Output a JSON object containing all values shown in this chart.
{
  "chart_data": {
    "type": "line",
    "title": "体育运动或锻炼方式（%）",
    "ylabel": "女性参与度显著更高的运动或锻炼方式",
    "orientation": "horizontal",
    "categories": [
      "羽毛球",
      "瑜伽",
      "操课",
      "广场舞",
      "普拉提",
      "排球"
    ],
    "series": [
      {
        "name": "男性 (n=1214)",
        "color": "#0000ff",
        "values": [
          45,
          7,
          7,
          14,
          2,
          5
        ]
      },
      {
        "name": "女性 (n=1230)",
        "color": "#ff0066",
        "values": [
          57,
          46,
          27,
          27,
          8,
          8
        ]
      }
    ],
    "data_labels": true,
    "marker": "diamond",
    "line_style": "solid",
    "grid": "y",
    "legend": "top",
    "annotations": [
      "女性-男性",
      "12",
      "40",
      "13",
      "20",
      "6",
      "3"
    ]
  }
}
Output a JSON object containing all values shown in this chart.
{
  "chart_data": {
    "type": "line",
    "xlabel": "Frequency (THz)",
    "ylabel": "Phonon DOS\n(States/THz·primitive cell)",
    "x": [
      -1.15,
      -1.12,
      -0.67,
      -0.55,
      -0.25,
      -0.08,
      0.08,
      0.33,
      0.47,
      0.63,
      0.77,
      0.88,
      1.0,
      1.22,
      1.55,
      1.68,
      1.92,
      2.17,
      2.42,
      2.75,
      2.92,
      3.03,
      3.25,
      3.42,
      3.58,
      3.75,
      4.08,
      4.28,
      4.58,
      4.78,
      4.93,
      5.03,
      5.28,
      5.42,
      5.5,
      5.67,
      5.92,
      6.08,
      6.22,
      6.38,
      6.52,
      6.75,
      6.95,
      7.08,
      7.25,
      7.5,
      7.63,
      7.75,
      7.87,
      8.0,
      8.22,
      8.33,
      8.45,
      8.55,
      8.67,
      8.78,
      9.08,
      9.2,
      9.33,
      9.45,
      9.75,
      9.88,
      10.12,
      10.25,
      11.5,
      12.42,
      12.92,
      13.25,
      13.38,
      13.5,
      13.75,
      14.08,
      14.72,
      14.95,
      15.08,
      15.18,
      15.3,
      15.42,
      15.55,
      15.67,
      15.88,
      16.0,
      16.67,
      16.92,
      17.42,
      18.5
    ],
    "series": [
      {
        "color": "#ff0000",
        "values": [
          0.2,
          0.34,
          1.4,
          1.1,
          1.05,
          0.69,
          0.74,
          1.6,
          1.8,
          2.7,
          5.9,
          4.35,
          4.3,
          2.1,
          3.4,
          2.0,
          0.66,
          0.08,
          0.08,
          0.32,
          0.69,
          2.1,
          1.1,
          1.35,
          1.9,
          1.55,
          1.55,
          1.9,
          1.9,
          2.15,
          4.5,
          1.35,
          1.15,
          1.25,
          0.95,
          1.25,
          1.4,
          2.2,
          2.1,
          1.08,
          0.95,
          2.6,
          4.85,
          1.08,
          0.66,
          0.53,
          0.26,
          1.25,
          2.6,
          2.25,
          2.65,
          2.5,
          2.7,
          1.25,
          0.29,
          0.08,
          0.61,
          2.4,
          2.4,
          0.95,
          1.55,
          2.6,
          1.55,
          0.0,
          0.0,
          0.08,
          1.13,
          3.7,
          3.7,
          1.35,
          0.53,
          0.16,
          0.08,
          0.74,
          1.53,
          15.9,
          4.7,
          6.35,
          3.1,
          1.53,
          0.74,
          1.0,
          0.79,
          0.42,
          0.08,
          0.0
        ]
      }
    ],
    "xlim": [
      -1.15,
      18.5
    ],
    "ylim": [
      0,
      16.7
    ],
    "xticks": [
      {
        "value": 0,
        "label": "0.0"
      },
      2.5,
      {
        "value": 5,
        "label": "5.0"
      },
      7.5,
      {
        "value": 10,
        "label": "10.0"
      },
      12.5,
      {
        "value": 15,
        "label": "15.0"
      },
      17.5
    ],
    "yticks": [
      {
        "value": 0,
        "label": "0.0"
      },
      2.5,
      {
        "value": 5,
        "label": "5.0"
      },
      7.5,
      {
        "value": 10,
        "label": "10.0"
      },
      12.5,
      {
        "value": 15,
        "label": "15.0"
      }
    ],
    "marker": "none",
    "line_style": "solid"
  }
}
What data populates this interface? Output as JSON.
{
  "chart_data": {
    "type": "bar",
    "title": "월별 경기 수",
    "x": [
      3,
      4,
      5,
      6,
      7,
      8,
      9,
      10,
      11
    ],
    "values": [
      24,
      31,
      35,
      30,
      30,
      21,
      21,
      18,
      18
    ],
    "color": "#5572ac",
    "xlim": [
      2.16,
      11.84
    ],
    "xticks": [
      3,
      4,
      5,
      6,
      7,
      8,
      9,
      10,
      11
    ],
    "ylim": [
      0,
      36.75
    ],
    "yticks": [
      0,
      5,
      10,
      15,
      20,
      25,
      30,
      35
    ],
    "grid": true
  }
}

### [Work required]
Each line of the material should be duplicated exactly, please.

### [Solution]
Output a JSON object containing all values shown in this chart.
{
  "chart_data": {
    "type": "line",
    "title": "体育运动或锻炼方式（%）",
    "ylabel": "女性参与度显著更高的运动或锻炼方式",
    "orientation": "horizontal",
    "categories": [
      "羽毛球",
      "瑜伽",
      "操课",
      "广场舞",
      "普拉提",
      "排球"
    ],
    "series": [
      {
        "name": "男性 (n=1214)",
        "color": "#0000ff",
        "values": [
          45,
          7,
          7,
          14,
          2,
          5
        ]
      },
      {
        "name": "女性 (n=1230)",
        "color": "#ff0066",
        "values": [
          57,
          46,
          27,
          27,
          8,
          8
        ]
      }
    ],
    "data_labels": true,
    "marker": "diamond",
    "line_style": "solid",
    "grid": "y",
    "legend": "top",
    "annotations": [
      "女性-男性",
      "12",
      "40",
      "13",
      "20",
      "6",
      "3"
    ]
  }
}
Output a JSON object containing all values shown in this chart.
{
  "chart_data": {
    "type": "line",
    "xlabel": "Frequency (THz)",
    "ylabel": "Phonon DOS\n(States/THz·primitive cell)",
    "x": [
      -1.15,
      -1.12,
      -0.67,
      -0.55,
      -0.25,
      -0.08,
      0.08,
      0.33,
      0.47,
      0.63,
      0.77,
      0.88,
      1.0,
      1.22,
      1.55,
      1.68,
      1.92,
      2.17,
      2.42,
      2.75,
      2.92,
      3.03,
      3.25,
      3.42,
      3.58,
      3.75,
      4.08,
      4.28,
      4.58,
      4.78,
      4.93,
      5.03,
      5.28,
      5.42,
      5.5,
      5.67,
      5.92,
      6.08,
      6.22,
      6.38,
      6.52,
      6.75,
      6.95,
      7.08,
      7.25,
      7.5,
      7.63,
      7.75,
      7.87,
      8.0,
      8.22,
      8.33,
      8.45,
      8.55,
      8.67,
      8.78,
      9.08,
      9.2,
      9.33,
      9.45,
      9.75,
      9.88,
      10.12,
      10.25,
      11.5,
      12.42,
      12.92,
      13.25,
      13.38,
      13.5,
      13.75,
      14.08,
      14.72,
      14.95,
      15.08,
      15.18,
      15.3,
      15.42,
      15.55,
      15.67,
      15.88,
      16.0,
      16.67,
      16.92,
      17.42,
      18.5
    ],
    "series": [
      {
        "color": "#ff0000",
        "values": [
          0.2,
          0.34,
          1.4,
          1.1,
          1.05,
          0.69,
          0.74,
          1.6,
          1.8,
          2.7,
          5.9,
          4.35,
          4.3,
          2.1,
          3.4,
          2.0,
          0.66,
          0.08,
          0.08,
          0.32,
          0.69,
          2.1,
          1.1,
          1.35,
          1.9,
          1.55,
          1.55,
          1.9,
          1.9,
          2.15,
          4.5,
          1.35,
          1.15,
          1.25,
          0.95,
          1.25,
          1.4,
          2.2,
          2.1,
          1.08,
          0.95,
          2.6,
          4.85,
          1.08,
          0.66,
          0.53,
          0.26,
          1.25,
          2.6,
          2.25,
          2.65,
          2.5,
          2.7,
          1.25,
          0.29,
          0.08,
          0.61,
          2.4,
          2.4,
          0.95,
          1.55,
          2.6,
          1.55,
          0.0,
          0.0,
          0.08,
          1.13,
          3.7,
          3.7,
          1.35,
          0.53,
          0.16,
          0.08,
          0.74,
          1.53,
          15.9,
          4.7,
          6.35,
          3.1,
          1.53,
          0.74,
          1.0,
          0.79,
          0.42,
          0.08,
          0.0
        ]
      }
    ],
    "xlim": [
      -1.15,
      18.5
    ],
    "ylim": [
      0,
      16.7
    ],
    "xticks": [
      {
        "value": 0,
        "label": "0.0"
      },
      2.5,
      {
        "value": 5,
        "label": "5.0"
      },
      7.5,
      {
        "value": 10,
        "label": "10.0"
      },
      12.5,
      {
        "value": 15,
        "label": "15.0"
      },
      17.5
    ],
    "yticks": [
      {
        "value": 0,
        "label": "0.0"
      },
      2.5,
      {
        "value": 5,
        "label": "5.0"
      },
      7.5,
      {
        "value": 10,
        "label": "10.0"
      },
      12.5,
      {
        "value": 15,
        "label": "15.0"
      }
    ],
    "marker": "none",
    "line_style": "solid"
  }
}
What data populates this interface? Output as JSON.
{
  "chart_data": {
    "type": "bar",
    "title": "월별 경기 수",
    "x": [
      3,
      4,
      5,
      6,
      7,
      8,
      9,
      10,
      11
    ],
    "values": [
      24,
      31,
      35,
      30,
      30,
      21,
      21,
      18,
      18
    ],
    "color": "#5572ac",
    "xlim": [
      2.16,
      11.84
    ],
    "xticks": [
      3,
      4,
      5,
      6,
      7,
      8,
      9,
      10,
      11
    ],
    "ylim": [
      0,
      36.75
    ],
    "yticks": [
      0,
      5,
      10,
      15,
      20,
      25,
      30,
      35
    ],
    "grid": true
  }
}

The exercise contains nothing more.